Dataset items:
━━━━━━━━━━━━━━━━━━━━
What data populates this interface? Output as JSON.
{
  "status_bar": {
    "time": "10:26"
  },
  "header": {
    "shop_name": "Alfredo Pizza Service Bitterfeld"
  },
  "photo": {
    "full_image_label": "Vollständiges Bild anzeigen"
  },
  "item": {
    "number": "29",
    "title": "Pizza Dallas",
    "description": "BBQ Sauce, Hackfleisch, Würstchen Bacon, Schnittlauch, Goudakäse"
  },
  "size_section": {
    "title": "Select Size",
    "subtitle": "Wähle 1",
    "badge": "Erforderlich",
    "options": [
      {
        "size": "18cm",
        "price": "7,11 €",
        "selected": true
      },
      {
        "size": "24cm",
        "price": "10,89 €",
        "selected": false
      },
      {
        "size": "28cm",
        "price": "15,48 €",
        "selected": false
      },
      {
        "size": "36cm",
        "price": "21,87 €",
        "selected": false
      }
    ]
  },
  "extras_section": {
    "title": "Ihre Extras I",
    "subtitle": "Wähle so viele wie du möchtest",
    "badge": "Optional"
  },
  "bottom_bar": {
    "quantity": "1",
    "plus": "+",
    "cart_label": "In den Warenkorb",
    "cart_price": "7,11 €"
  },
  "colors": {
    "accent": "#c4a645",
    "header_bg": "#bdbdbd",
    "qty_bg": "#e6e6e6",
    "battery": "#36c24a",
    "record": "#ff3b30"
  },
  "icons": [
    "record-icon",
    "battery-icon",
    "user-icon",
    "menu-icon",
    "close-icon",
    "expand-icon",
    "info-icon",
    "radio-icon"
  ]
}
━━━━━━━━━━━━━━━━━━━━
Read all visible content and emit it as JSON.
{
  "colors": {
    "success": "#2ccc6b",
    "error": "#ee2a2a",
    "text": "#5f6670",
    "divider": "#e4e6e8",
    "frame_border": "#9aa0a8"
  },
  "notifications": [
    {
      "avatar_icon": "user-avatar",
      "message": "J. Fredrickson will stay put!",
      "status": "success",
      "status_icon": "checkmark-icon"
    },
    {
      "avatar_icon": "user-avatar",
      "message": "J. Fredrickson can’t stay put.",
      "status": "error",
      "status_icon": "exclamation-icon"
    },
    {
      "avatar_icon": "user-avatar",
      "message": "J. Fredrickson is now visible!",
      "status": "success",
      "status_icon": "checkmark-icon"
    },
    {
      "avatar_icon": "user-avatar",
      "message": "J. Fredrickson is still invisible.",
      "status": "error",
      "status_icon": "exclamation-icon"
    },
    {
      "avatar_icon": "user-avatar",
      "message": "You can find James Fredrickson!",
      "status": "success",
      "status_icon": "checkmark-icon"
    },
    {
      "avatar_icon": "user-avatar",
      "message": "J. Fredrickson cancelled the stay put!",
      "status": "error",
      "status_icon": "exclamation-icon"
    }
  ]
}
━━━━━━━━━━━━━━━━━━━━
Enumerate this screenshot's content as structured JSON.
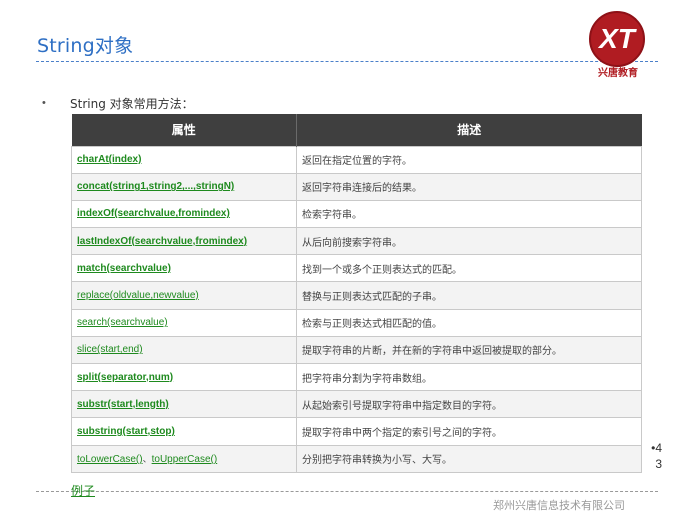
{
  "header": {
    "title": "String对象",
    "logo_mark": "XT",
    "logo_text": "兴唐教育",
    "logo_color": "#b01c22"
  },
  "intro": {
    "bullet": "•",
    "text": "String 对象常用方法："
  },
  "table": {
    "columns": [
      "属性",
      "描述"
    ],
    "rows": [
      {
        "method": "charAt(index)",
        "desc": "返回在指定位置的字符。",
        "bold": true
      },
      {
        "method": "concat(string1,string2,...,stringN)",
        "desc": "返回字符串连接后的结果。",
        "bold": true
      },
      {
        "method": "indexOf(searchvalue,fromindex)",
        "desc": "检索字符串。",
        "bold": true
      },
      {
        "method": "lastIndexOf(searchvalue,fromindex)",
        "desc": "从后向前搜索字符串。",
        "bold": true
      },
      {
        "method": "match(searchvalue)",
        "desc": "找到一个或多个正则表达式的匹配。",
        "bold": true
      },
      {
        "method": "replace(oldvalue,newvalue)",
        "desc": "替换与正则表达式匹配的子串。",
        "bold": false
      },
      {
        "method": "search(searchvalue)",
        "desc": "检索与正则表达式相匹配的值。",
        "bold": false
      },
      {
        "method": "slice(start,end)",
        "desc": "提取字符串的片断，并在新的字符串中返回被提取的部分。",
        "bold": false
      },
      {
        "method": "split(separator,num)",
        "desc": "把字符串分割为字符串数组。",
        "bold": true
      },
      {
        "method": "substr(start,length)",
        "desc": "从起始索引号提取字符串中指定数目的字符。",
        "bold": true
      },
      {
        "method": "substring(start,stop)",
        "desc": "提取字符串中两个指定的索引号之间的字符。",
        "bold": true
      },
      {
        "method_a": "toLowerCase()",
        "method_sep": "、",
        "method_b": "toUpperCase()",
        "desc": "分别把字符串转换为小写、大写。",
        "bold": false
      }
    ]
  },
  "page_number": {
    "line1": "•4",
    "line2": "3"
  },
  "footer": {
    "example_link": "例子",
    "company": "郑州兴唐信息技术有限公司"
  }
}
━━━━━━━━━━━━━━━━━━━━
Problem description:
Only the number is wanted: how many lines of the material above include the word "badge"?

Solution below:
2